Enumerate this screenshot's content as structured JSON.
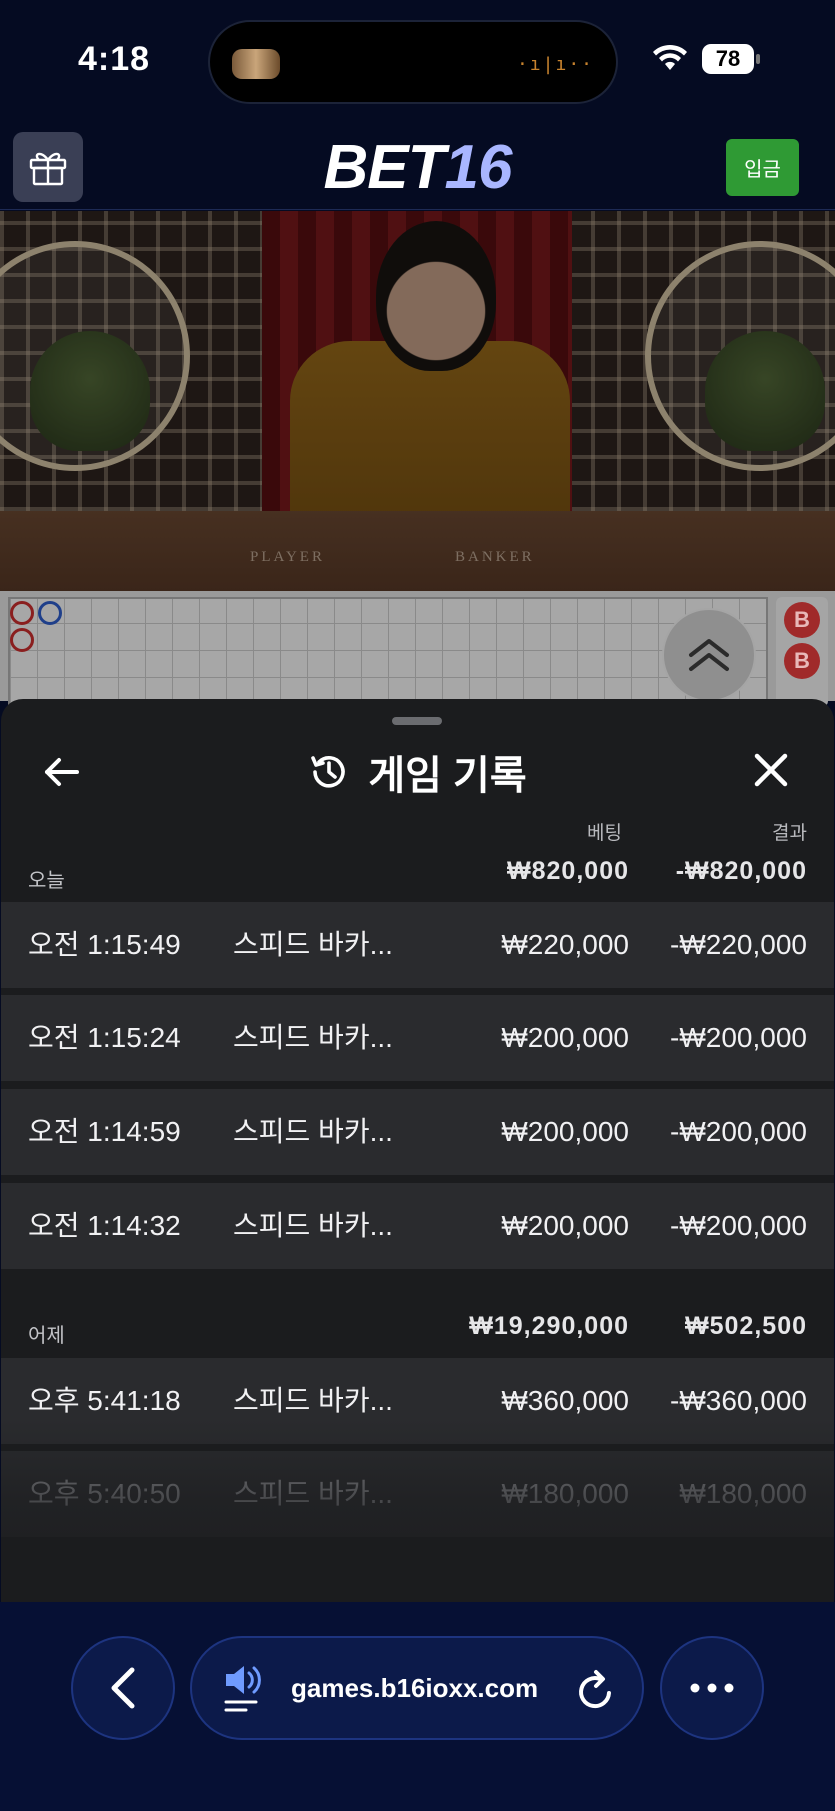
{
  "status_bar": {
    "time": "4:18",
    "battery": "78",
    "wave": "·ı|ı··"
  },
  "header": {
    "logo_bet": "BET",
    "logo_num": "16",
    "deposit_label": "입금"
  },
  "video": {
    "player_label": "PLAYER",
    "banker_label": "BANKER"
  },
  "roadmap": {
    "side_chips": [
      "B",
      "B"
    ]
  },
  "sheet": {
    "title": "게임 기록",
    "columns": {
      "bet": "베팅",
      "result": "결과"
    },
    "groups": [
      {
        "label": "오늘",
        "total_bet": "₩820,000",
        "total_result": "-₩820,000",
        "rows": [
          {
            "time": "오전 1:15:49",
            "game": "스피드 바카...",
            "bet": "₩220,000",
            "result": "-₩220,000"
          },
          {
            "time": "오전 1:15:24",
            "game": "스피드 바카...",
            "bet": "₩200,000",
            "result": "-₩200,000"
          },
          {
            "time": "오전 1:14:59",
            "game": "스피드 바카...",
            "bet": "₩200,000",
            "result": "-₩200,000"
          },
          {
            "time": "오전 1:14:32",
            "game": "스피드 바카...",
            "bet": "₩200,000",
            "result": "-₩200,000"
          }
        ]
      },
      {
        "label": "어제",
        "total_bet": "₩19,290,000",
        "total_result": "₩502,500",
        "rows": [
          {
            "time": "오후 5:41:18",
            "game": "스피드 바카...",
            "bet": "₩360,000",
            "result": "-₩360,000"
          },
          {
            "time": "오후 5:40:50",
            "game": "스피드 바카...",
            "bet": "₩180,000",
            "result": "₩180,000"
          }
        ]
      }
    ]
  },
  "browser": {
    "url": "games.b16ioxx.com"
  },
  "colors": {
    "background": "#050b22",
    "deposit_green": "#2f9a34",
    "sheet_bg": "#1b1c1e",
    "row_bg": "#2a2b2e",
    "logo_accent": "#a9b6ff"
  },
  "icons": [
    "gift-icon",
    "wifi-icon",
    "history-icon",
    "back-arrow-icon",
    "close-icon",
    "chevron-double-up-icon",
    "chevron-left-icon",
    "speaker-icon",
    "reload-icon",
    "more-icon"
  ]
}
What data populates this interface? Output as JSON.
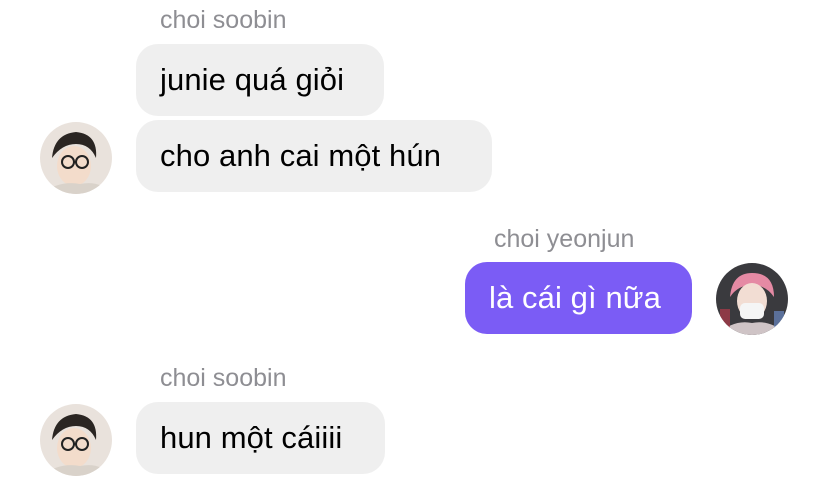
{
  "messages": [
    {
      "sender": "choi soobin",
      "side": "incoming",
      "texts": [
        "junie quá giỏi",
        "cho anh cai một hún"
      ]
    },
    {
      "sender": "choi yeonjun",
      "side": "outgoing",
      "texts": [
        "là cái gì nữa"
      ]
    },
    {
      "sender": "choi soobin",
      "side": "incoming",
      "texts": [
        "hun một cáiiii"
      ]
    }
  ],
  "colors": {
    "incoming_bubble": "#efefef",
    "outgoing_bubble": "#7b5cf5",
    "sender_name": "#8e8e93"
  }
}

-*-

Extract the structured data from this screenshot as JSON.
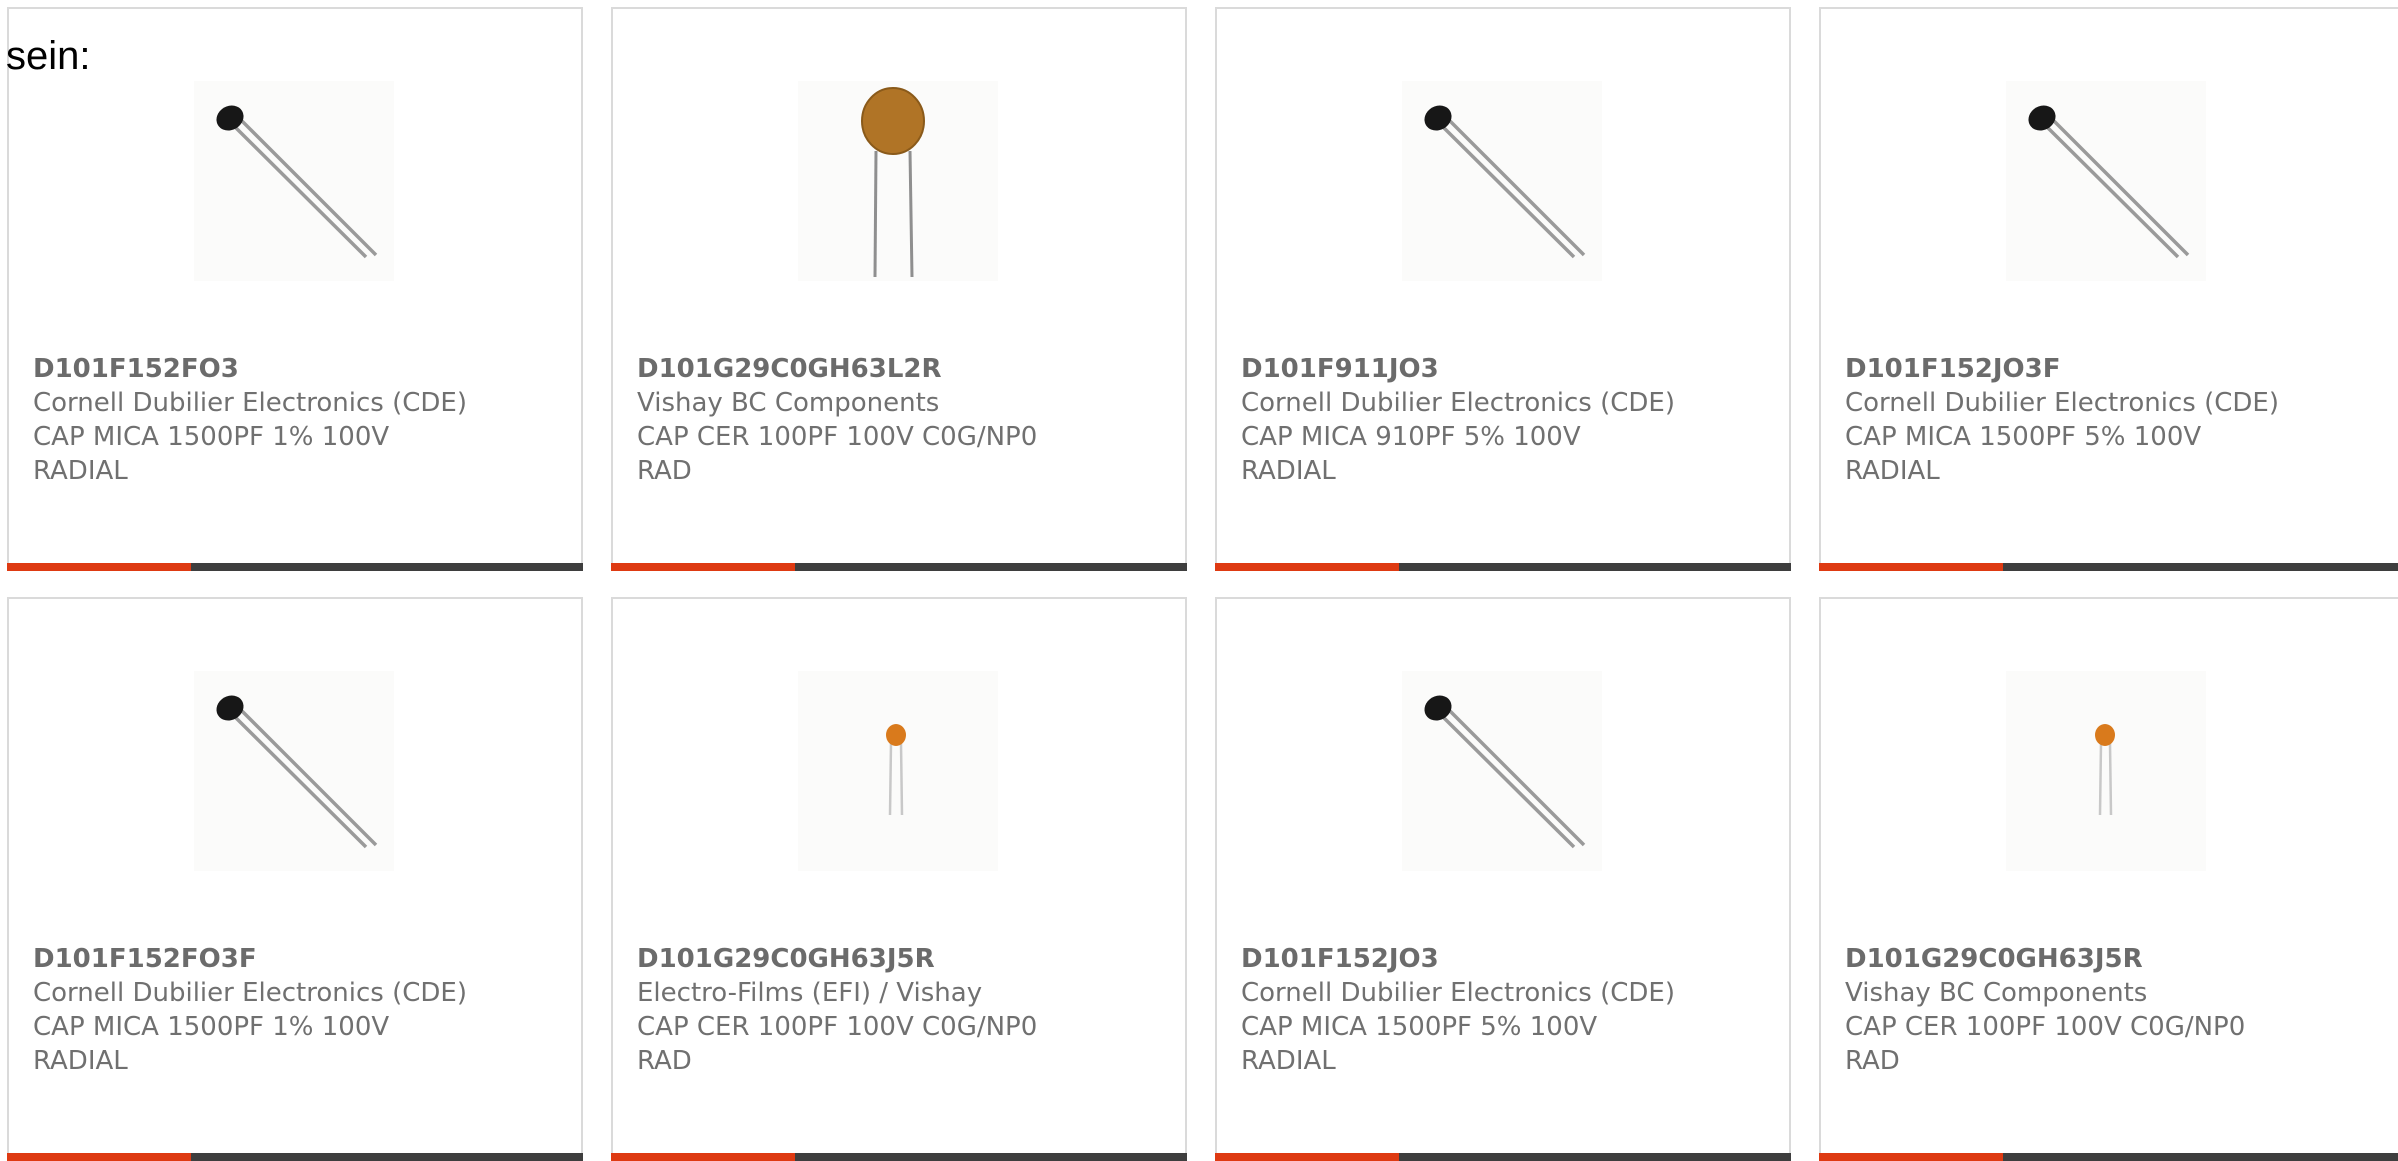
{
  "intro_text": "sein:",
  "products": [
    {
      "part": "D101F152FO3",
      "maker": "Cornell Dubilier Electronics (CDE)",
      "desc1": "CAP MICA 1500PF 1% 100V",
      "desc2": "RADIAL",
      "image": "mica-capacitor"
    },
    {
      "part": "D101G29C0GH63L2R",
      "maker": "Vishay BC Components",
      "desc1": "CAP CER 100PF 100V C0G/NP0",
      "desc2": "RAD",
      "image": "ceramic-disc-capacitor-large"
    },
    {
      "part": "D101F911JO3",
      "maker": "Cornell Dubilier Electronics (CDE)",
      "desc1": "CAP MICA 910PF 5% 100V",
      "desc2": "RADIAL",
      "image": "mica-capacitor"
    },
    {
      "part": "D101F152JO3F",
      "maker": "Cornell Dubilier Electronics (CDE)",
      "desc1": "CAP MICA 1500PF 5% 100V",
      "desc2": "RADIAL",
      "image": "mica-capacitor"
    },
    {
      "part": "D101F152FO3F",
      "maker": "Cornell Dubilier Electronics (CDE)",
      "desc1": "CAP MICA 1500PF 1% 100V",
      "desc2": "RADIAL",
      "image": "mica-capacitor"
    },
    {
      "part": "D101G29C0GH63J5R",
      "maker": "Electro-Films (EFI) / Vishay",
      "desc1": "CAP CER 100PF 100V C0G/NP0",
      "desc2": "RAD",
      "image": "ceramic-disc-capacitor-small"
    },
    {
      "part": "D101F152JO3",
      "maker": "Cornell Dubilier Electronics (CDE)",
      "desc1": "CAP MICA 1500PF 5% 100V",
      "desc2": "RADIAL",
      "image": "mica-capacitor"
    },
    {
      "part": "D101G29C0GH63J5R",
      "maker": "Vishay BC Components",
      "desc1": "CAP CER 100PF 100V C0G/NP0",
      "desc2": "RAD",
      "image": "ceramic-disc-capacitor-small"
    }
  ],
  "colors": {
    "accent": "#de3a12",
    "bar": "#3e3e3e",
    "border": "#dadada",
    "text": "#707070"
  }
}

-*-

• [Challenge]
Extract all lines from the data in which "time" is found.

• [Exercise response]
    "time": "4:18",
            "time": "오전 1:15:49",
            "time": "오전 1:15:24",
            "time": "오전 1:14:59",
            "time": "오전 1:14:32",
            "time": "오후 5:41:18",
            "time": "오후 5:40:50",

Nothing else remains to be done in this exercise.